Extracted data entries:
^^^^^^^^^^^^^^^^

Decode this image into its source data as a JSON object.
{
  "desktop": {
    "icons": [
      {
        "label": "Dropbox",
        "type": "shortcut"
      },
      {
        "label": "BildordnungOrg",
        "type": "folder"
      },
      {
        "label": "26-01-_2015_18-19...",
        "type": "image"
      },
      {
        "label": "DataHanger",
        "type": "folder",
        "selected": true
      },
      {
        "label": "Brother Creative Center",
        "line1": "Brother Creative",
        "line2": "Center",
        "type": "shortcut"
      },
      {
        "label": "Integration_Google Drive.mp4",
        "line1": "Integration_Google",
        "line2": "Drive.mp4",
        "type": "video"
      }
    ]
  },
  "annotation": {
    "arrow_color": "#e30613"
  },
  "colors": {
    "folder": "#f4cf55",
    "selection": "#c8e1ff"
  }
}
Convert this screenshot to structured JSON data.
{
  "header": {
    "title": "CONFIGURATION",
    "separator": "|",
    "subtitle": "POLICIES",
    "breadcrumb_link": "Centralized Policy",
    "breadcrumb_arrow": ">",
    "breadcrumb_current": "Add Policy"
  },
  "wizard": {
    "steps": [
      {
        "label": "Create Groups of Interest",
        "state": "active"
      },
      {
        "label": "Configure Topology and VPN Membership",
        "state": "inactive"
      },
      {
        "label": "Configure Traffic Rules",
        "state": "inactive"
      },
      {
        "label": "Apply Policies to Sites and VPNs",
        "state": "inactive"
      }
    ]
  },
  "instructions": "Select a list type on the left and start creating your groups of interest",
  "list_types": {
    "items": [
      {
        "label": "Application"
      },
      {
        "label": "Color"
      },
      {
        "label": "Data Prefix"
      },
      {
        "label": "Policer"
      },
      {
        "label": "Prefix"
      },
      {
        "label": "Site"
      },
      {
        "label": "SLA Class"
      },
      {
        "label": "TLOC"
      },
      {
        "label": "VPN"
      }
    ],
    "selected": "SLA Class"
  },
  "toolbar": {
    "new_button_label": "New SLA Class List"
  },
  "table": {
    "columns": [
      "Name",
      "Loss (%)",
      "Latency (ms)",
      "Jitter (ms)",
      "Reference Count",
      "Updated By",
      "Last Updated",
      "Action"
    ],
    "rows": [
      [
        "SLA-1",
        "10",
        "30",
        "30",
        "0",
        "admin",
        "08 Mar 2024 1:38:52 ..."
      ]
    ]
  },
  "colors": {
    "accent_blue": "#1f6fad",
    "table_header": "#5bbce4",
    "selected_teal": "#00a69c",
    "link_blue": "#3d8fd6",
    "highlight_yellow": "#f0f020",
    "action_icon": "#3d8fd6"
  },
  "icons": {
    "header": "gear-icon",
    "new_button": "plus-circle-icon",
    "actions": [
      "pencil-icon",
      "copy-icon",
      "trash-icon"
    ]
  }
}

^^^^^^^^^^^^^^^^

Quote all of the entries verbatim.

EXPECTED ANSWER ->
Decode this image into its source data as a JSON object.
{
  "desktop": {
    "icons": [
      {
        "label": "Dropbox",
        "type": "shortcut"
      },
      {
        "label": "BildordnungOrg",
        "type": "folder"
      },
      {
        "label": "26-01-_2015_18-19...",
        "type": "image"
      },
      {
        "label": "DataHanger",
        "type": "folder",
        "selected": true
      },
      {
        "label": "Brother Creative Center",
        "line1": "Brother Creative",
        "line2": "Center",
        "type": "shortcut"
      },
      {
        "label": "Integration_Google Drive.mp4",
        "line1": "Integration_Google",
        "line2": "Drive.mp4",
        "type": "video"
      }
    ]
  },
  "annotation": {
    "arrow_color": "#e30613"
  },
  "colors": {
    "folder": "#f4cf55",
    "selection": "#c8e1ff"
  }
}
Convert this screenshot to structured JSON data.
{
  "header": {
    "title": "CONFIGURATION",
    "separator": "|",
    "subtitle": "POLICIES",
    "breadcrumb_link": "Centralized Policy",
    "breadcrumb_arrow": ">",
    "breadcrumb_current": "Add Policy"
  },
  "wizard": {
    "steps": [
      {
        "label": "Create Groups of Interest",
        "state": "active"
      },
      {
        "label": "Configure Topology and VPN Membership",
        "state": "inactive"
      },
      {
        "label": "Configure Traffic Rules",
        "state": "inactive"
      },
      {
        "label": "Apply Policies to Sites and VPNs",
        "state": "inactive"
      }
    ]
  },
  "instructions": "Select a list type on the left and start creating your groups of interest",
  "list_types": {
    "items": [
      {
        "label": "Application"
      },
      {
        "label": "Color"
      },
      {
        "label": "Data Prefix"
      },
      {
        "label": "Policer"
      },
      {
        "label": "Prefix"
      },
      {
        "label": "Site"
      },
      {
        "label": "SLA Class"
      },
      {
        "label": "TLOC"
      },
      {
        "label": "VPN"
      }
    ],
    "selected": "SLA Class"
  },
  "toolbar": {
    "new_button_label": "New SLA Class List"
  },
  "table": {
    "columns": [
      "Name",
      "Loss (%)",
      "Latency (ms)",
      "Jitter (ms)",
      "Reference Count",
      "Updated By",
      "Last Updated",
      "Action"
    ],
    "rows": [
      [
        "SLA-1",
        "10",
        "30",
        "30",
        "0",
        "admin",
        "08 Mar 2024 1:38:52 ..."
      ]
    ]
  },
  "colors": {
    "accent_blue": "#1f6fad",
    "table_header": "#5bbce4",
    "selected_teal": "#00a69c",
    "link_blue": "#3d8fd6",
    "highlight_yellow": "#f0f020",
    "action_icon": "#3d8fd6"
  },
  "icons": {
    "header": "gear-icon",
    "new_button": "plus-circle-icon",
    "actions": [
      "pencil-icon",
      "copy-icon",
      "trash-icon"
    ]
  }
}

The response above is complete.